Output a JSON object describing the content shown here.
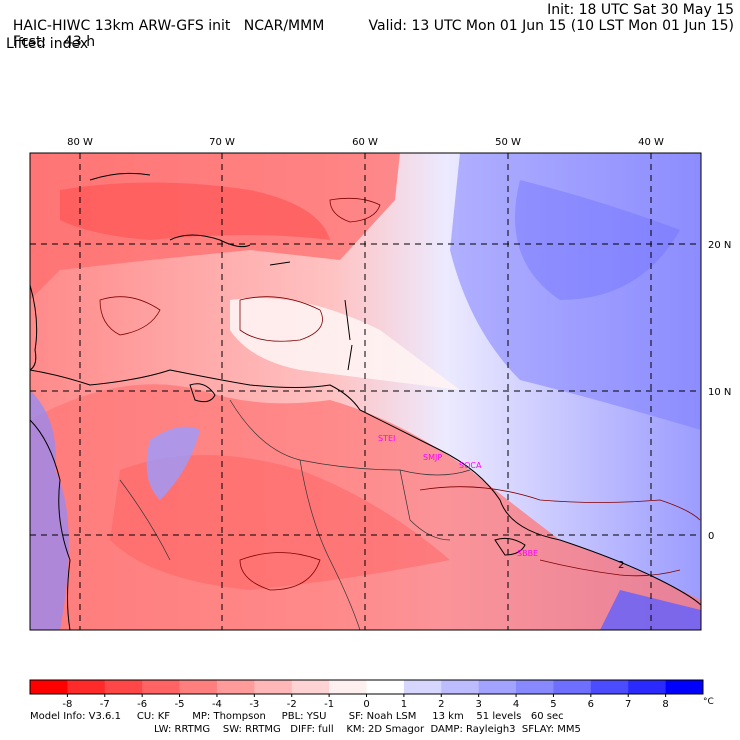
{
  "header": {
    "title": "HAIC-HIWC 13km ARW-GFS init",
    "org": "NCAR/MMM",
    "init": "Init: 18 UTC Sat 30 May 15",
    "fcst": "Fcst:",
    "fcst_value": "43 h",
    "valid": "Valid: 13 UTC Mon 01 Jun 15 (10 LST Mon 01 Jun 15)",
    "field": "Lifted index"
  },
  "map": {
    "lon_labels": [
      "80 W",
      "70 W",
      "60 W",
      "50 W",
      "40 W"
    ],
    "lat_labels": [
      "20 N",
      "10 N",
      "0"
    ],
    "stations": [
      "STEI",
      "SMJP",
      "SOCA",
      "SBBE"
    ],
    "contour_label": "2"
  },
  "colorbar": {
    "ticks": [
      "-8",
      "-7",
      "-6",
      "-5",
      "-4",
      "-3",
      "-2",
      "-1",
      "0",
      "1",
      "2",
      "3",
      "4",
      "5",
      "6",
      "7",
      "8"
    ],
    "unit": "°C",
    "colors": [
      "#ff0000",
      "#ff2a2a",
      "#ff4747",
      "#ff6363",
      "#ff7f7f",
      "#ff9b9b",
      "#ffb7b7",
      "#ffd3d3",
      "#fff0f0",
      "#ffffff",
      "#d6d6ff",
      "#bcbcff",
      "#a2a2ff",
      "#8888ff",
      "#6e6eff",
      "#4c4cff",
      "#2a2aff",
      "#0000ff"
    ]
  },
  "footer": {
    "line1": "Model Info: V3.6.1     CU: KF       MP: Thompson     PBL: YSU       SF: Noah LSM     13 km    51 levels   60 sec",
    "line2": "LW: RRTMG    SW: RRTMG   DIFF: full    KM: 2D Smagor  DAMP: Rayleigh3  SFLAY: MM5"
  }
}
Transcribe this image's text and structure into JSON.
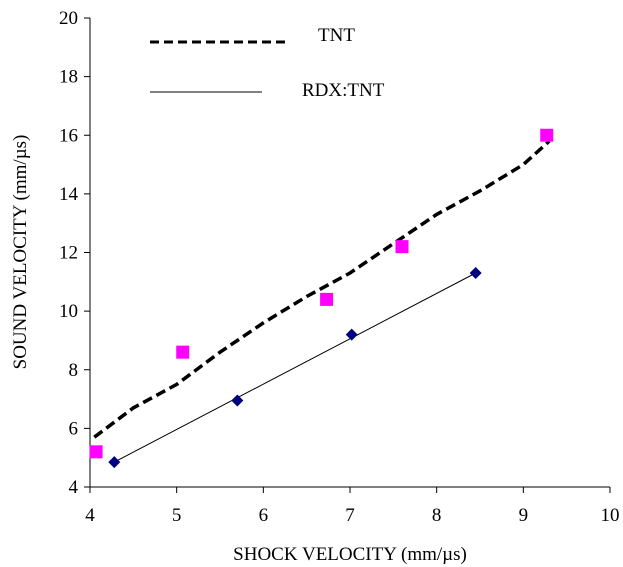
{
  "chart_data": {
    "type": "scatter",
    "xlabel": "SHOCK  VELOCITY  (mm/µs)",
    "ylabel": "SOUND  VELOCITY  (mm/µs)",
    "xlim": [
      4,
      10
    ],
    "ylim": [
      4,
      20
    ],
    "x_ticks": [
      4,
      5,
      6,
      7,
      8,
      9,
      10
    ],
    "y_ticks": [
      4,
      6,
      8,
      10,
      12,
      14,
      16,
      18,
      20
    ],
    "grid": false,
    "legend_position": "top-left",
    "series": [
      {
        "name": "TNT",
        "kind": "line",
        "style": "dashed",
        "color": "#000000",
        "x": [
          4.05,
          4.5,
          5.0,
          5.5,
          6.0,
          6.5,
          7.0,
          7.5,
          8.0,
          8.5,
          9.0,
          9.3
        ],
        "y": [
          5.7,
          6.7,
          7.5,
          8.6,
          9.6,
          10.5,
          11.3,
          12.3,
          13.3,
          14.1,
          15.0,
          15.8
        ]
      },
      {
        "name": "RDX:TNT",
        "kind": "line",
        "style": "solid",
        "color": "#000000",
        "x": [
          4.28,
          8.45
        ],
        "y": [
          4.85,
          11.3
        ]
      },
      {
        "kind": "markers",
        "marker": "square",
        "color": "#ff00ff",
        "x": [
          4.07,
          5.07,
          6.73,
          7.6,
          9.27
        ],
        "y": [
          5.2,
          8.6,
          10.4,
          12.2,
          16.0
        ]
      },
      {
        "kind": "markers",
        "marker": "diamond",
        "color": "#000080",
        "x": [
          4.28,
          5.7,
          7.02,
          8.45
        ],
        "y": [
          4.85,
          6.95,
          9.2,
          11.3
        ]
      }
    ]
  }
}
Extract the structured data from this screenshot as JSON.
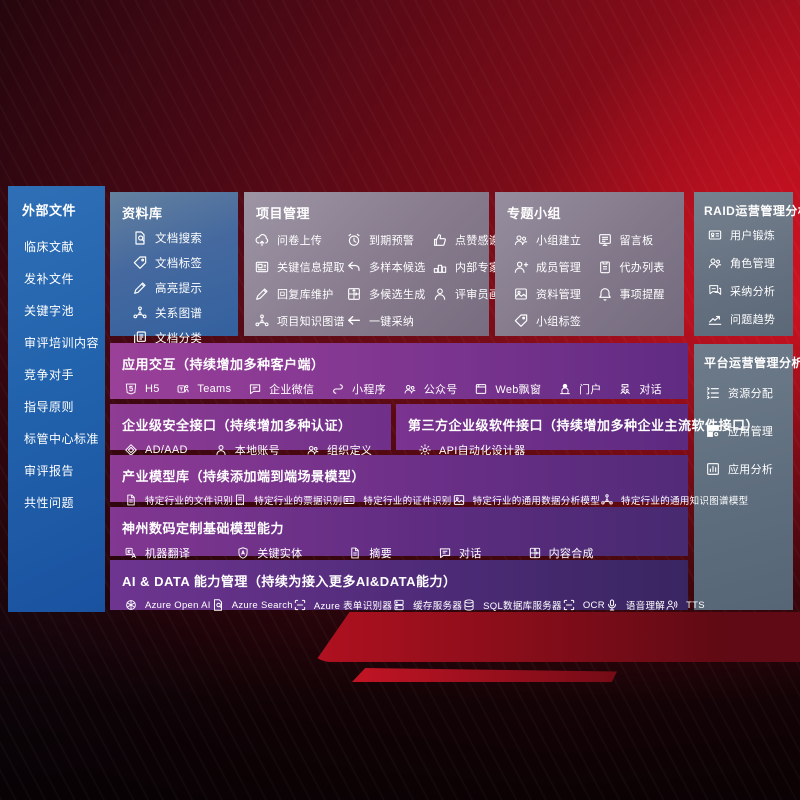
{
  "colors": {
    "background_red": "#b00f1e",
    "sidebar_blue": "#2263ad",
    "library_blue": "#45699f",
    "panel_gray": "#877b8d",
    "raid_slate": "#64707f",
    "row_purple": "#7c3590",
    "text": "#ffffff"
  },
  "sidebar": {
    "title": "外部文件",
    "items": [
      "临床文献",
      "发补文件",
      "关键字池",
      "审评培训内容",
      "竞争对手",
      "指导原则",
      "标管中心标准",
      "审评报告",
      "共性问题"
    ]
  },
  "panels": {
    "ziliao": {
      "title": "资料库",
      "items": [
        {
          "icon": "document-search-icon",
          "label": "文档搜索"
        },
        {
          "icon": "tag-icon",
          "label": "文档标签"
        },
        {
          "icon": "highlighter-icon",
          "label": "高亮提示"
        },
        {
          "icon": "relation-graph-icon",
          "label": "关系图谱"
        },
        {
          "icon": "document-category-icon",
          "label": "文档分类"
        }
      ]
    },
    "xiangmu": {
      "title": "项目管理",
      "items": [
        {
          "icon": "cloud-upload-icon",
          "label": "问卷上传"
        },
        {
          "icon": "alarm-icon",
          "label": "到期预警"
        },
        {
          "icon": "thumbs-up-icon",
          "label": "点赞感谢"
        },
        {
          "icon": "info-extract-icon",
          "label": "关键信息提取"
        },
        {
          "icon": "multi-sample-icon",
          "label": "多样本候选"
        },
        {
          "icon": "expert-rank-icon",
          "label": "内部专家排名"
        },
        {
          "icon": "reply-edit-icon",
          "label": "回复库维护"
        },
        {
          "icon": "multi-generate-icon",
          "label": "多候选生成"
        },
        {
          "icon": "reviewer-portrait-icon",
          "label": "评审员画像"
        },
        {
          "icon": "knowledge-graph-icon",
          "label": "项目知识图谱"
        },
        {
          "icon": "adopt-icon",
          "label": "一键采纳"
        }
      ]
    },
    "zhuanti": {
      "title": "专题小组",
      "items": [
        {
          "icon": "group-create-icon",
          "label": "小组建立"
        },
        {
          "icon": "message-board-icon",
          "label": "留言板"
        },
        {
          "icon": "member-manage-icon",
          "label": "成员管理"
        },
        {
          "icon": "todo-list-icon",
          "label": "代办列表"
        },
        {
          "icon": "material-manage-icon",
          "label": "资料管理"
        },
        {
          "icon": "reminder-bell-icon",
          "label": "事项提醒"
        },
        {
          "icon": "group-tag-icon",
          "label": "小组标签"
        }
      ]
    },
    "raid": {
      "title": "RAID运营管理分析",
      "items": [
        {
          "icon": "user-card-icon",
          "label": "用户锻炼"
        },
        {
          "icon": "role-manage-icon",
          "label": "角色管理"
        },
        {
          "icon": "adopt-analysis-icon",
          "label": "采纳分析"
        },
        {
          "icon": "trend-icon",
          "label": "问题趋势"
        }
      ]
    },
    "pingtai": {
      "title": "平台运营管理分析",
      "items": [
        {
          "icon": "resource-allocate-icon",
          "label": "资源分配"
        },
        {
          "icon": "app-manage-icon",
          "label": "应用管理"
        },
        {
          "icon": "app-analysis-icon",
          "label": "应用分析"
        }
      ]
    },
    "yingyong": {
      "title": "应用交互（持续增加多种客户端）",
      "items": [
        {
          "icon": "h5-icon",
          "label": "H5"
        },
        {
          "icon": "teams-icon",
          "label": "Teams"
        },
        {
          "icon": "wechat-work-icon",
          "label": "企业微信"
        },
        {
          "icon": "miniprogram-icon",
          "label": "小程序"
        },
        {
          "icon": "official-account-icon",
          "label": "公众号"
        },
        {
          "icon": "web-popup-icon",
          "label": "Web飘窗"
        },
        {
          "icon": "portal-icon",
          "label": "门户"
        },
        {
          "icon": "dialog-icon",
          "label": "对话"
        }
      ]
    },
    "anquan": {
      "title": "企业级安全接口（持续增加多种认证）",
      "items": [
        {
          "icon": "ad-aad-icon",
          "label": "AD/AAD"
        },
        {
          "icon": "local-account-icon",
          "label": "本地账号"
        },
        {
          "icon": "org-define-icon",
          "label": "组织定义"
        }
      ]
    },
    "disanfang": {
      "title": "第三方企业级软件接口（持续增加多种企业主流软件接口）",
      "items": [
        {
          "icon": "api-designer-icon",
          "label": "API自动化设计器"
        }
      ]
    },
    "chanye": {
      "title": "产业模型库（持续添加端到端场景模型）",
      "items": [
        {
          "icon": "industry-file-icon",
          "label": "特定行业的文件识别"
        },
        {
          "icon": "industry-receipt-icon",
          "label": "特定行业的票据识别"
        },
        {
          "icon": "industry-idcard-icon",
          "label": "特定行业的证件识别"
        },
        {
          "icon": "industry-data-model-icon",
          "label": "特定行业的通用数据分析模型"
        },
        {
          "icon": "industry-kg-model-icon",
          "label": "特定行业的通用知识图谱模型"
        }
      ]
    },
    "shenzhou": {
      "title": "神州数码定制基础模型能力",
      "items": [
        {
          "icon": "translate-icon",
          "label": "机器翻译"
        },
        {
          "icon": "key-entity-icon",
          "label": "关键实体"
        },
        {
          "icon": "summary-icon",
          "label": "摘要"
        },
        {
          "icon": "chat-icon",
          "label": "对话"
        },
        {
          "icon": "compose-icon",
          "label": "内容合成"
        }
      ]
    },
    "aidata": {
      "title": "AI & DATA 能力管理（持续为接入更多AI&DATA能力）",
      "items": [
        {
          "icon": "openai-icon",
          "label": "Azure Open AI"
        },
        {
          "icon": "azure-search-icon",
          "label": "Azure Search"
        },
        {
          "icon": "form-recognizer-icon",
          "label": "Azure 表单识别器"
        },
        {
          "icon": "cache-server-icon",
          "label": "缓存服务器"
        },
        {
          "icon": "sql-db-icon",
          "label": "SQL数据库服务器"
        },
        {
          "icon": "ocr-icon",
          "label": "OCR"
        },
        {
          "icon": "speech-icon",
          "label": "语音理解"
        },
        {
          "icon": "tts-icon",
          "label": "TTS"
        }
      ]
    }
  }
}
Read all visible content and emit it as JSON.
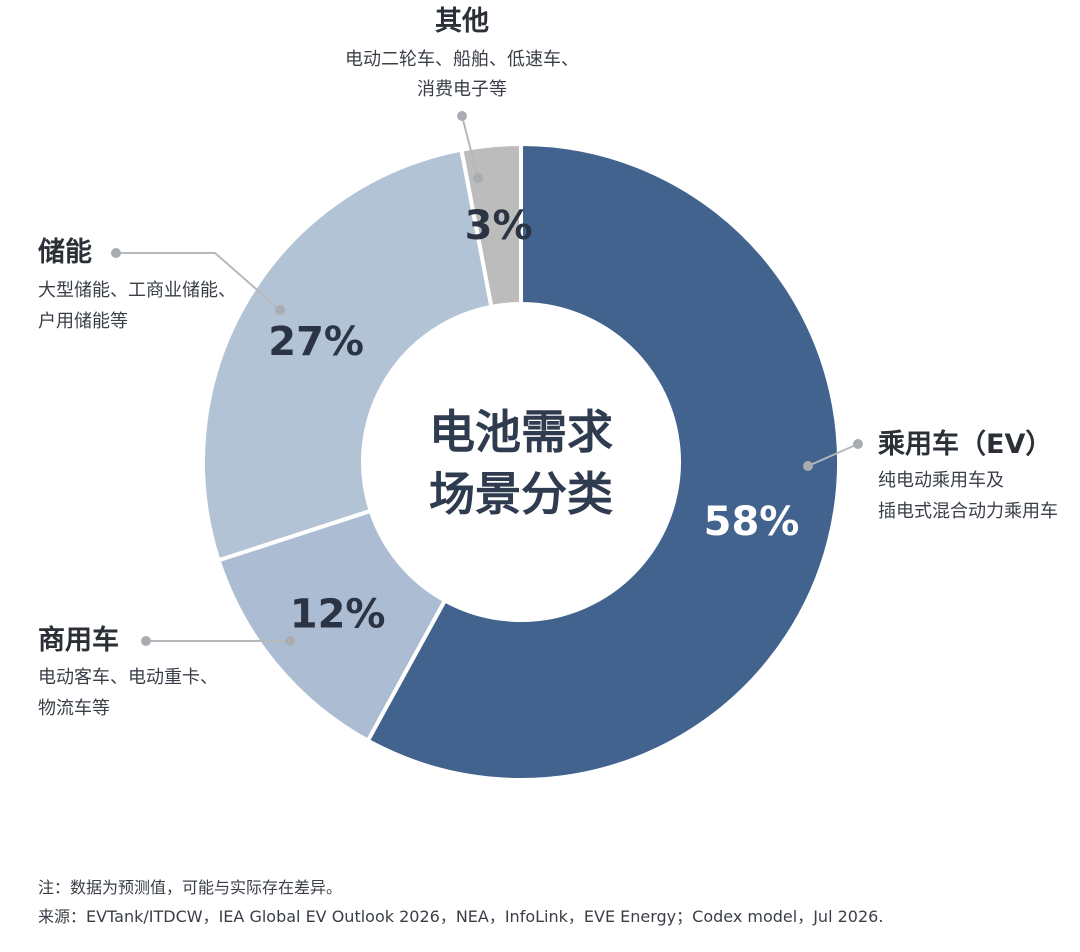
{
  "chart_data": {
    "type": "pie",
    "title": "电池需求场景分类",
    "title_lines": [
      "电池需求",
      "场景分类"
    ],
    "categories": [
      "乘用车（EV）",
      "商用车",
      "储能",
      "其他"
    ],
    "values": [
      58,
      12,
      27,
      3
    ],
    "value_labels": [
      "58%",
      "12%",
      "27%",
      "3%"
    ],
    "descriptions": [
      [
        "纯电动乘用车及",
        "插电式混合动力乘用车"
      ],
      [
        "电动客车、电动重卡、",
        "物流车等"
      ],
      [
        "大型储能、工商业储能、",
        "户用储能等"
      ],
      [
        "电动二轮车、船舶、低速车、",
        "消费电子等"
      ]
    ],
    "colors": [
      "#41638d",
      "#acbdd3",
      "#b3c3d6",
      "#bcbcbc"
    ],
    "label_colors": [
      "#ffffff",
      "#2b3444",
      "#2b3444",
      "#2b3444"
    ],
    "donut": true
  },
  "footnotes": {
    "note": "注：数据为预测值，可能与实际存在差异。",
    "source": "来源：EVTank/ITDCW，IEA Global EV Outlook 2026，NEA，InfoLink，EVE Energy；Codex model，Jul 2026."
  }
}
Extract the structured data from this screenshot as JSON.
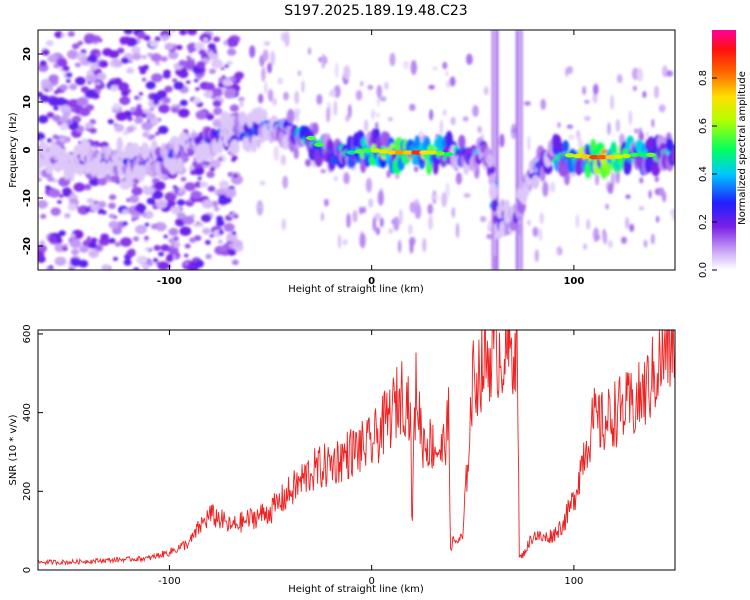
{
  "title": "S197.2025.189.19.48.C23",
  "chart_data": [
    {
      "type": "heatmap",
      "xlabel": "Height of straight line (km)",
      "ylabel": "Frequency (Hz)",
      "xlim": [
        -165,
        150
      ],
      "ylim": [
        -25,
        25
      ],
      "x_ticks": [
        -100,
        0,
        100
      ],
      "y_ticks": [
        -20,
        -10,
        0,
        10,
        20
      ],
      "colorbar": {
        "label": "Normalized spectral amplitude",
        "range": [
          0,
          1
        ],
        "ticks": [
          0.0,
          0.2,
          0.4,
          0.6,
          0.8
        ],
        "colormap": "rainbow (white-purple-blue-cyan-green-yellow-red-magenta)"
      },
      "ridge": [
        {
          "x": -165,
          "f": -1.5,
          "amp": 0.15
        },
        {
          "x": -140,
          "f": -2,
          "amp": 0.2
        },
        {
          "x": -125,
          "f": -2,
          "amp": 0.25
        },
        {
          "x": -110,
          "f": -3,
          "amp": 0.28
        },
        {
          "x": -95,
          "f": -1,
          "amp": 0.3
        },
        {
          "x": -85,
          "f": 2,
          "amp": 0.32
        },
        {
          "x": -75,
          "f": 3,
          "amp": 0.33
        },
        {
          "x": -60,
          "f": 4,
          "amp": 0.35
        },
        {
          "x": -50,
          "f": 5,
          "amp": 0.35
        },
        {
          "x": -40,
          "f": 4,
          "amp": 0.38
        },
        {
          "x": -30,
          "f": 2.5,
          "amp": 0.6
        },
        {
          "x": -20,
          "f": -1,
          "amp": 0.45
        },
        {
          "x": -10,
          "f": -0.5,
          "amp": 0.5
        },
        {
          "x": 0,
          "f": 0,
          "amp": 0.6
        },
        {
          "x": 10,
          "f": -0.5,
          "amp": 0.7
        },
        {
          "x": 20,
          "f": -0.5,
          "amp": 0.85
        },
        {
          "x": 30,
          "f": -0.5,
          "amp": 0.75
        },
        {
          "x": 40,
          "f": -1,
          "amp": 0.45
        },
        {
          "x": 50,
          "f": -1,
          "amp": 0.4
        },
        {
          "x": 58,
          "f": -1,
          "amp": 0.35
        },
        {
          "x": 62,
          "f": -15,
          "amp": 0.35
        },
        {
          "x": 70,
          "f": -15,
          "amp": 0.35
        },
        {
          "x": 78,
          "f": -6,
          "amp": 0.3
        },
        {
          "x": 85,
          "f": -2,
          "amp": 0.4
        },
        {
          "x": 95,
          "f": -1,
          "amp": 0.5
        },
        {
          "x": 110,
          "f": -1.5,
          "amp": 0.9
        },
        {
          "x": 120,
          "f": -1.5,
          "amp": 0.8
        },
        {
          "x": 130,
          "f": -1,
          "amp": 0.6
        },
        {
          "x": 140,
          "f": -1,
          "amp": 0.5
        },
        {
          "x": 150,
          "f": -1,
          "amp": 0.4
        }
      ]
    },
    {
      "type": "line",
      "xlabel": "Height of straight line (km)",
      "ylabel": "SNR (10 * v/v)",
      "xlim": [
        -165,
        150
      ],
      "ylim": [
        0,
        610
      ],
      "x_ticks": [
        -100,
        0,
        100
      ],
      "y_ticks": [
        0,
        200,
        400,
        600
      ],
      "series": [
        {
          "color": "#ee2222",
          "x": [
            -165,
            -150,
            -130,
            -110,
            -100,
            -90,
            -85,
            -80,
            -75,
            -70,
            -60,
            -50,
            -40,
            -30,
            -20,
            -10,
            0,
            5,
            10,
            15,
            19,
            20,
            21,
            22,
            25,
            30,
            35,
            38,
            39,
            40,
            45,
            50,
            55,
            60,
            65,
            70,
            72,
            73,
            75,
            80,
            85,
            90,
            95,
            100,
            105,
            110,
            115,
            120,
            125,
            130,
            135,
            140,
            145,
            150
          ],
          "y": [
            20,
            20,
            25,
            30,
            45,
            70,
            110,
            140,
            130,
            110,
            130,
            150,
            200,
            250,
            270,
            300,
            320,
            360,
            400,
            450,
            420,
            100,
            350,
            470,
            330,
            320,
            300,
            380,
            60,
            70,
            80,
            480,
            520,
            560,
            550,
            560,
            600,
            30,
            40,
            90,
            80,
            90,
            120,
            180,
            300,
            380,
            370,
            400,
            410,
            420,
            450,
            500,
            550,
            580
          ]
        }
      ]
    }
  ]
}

------------------------------------------------------------

WORK TO DO:
Scan the listing above and copy all lines containing the word "industry".

REPLY TO THE TASK:
          "icon": "industry-file-icon",
          "icon": "industry-receipt-icon",
          "icon": "industry-idcard-icon",
          "icon": "industry-data-model-icon",
          "icon": "industry-kg-model-icon",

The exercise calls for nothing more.